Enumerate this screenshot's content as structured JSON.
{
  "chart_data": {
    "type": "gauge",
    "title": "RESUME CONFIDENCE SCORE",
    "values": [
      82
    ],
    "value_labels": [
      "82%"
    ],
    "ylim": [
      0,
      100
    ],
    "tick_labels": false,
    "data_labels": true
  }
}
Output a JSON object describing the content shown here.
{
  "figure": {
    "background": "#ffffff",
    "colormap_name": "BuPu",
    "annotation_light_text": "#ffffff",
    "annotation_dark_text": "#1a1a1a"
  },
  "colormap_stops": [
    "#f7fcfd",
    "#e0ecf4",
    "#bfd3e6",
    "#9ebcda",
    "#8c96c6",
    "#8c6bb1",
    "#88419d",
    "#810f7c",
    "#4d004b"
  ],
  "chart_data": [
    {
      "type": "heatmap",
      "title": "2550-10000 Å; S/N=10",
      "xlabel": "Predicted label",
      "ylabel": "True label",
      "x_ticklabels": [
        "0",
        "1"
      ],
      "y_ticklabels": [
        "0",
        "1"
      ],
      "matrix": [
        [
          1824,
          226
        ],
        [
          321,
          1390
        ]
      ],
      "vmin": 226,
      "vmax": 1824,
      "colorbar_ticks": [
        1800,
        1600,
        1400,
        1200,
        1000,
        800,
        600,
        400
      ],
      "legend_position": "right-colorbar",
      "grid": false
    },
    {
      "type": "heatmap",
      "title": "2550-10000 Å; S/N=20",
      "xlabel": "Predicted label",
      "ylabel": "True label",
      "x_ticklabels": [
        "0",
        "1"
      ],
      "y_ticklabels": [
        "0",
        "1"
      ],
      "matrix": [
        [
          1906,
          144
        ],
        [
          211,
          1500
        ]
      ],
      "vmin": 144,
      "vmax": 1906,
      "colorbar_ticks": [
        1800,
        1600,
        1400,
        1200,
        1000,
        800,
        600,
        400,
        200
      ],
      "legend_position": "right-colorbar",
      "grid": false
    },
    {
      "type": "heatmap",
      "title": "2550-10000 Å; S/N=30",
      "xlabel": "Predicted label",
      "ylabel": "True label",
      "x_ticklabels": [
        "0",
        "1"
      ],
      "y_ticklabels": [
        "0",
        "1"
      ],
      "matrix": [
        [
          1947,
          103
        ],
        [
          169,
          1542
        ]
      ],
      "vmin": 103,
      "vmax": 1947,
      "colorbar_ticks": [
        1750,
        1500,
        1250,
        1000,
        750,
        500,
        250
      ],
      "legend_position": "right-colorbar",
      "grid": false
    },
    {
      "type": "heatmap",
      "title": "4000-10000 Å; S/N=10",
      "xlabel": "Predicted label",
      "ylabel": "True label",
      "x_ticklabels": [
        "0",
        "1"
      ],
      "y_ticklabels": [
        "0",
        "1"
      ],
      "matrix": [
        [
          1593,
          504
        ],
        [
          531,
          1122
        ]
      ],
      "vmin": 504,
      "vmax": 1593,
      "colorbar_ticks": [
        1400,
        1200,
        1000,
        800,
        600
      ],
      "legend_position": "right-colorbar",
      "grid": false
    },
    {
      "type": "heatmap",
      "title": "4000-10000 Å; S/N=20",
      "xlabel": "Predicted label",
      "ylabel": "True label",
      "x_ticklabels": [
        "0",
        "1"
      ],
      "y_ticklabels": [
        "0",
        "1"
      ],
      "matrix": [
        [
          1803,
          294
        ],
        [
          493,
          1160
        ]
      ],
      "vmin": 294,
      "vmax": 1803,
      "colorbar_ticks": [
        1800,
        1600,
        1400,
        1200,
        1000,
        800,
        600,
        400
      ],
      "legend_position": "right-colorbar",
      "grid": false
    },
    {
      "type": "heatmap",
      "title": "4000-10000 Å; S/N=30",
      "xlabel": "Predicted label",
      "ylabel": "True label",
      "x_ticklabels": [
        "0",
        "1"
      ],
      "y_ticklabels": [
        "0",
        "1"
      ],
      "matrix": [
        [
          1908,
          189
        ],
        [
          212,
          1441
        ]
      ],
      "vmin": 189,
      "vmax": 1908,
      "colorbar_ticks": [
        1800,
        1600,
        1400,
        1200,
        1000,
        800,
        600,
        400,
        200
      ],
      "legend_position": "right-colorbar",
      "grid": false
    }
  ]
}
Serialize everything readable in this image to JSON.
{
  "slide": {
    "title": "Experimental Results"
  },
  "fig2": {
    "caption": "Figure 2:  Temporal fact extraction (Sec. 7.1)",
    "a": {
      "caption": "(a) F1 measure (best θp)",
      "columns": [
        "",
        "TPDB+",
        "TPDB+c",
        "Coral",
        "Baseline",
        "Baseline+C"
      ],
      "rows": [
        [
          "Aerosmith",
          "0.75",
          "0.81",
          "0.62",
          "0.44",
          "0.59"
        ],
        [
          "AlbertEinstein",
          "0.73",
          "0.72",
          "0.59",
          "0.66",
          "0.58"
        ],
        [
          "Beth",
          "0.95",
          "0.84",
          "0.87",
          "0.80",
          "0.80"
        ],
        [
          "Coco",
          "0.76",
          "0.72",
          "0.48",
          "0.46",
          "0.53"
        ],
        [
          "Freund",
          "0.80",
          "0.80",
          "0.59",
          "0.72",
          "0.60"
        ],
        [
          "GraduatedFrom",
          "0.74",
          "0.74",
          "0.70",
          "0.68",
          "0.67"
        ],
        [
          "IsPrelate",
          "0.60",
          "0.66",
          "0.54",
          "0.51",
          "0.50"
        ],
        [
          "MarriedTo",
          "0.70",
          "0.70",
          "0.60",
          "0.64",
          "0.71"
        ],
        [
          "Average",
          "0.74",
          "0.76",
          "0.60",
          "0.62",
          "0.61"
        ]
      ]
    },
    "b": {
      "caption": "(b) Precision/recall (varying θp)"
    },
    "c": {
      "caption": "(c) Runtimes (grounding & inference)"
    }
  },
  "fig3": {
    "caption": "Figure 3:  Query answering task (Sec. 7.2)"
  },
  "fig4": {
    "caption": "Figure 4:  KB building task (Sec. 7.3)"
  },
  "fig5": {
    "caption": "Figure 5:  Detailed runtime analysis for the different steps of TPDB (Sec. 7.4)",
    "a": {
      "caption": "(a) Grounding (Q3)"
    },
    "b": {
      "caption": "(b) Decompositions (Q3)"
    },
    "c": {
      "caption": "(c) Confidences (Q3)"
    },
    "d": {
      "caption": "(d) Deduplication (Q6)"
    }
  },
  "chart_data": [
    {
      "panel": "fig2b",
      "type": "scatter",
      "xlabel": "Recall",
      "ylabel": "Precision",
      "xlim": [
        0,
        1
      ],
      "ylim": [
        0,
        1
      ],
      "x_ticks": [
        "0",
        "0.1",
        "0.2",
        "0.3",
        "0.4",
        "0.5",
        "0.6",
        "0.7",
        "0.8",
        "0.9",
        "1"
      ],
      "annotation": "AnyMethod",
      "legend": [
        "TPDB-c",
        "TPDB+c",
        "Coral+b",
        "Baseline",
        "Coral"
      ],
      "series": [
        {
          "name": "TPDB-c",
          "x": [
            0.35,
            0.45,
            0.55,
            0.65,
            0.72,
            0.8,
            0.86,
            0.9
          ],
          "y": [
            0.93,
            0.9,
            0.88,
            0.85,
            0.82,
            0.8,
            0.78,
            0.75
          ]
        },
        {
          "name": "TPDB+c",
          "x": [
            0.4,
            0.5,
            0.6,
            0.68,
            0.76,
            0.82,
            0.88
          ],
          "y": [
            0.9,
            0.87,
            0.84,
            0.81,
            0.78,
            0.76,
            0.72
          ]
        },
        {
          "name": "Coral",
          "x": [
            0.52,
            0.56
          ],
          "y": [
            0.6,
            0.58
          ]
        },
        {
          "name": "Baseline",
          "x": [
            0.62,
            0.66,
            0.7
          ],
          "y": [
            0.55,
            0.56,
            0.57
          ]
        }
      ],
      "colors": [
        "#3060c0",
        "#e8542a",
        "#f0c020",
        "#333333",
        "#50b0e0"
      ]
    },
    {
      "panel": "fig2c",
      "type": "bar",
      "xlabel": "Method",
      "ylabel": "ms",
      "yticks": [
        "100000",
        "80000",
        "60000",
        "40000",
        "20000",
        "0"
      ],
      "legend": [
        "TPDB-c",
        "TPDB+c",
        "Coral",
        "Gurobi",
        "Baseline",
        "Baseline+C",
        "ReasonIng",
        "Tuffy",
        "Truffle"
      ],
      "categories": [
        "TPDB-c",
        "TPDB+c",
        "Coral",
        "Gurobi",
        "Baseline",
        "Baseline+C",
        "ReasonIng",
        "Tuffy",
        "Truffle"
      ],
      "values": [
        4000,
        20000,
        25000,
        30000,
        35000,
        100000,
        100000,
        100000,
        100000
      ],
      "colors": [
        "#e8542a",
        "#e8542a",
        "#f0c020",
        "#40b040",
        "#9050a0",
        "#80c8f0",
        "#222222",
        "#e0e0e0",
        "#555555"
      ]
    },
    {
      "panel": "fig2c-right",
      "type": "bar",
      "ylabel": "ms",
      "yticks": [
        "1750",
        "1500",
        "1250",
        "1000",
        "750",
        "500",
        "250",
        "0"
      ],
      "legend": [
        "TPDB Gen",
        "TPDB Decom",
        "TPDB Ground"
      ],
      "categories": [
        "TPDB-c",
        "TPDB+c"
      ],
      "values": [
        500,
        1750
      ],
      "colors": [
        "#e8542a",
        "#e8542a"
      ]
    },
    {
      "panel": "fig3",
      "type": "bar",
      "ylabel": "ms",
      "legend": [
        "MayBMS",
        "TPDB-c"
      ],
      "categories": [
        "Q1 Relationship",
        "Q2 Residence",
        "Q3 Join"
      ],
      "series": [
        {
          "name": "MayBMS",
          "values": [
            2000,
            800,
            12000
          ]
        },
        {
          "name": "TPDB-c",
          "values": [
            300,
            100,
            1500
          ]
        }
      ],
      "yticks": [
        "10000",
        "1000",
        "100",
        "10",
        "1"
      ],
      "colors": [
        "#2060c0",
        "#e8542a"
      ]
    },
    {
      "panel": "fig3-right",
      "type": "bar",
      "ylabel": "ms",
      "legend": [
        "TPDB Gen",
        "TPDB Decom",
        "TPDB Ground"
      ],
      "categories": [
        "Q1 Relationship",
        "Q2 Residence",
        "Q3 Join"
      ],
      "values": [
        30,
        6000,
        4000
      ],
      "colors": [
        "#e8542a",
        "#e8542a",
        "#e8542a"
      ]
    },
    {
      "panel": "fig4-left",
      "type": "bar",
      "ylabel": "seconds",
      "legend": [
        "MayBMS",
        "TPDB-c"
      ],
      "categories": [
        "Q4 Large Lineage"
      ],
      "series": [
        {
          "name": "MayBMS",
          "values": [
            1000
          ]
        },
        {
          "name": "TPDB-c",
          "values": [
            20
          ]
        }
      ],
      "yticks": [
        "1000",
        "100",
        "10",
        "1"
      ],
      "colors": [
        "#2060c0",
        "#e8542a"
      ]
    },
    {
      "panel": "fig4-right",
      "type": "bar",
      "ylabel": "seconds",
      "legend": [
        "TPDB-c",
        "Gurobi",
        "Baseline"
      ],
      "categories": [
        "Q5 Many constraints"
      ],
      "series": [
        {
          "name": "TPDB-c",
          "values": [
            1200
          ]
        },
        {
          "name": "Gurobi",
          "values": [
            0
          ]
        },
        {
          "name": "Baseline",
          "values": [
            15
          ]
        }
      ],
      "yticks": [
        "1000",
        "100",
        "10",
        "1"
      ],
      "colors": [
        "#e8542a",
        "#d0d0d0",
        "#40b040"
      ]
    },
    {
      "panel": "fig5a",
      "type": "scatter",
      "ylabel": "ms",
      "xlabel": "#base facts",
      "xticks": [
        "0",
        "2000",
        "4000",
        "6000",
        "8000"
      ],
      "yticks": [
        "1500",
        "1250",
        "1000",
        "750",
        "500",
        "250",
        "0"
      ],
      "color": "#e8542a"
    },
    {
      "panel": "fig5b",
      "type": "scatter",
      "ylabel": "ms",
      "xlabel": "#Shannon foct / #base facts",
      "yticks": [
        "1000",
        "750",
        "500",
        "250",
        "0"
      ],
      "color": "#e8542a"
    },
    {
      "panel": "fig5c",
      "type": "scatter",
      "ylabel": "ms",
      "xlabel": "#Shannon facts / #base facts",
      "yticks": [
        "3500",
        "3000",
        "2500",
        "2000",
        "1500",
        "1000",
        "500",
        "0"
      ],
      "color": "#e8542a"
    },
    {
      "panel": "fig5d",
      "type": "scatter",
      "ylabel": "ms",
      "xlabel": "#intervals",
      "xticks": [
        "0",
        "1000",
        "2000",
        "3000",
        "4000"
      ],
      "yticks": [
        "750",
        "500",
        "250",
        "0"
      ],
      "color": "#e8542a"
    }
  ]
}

> WHAT TO DO: Gather each line in the data that holds the string "ffffff".

> RESULT FOR THIS EXERCISE:
    "background": "#ffffff",
    "annotation_light_text": "#ffffff",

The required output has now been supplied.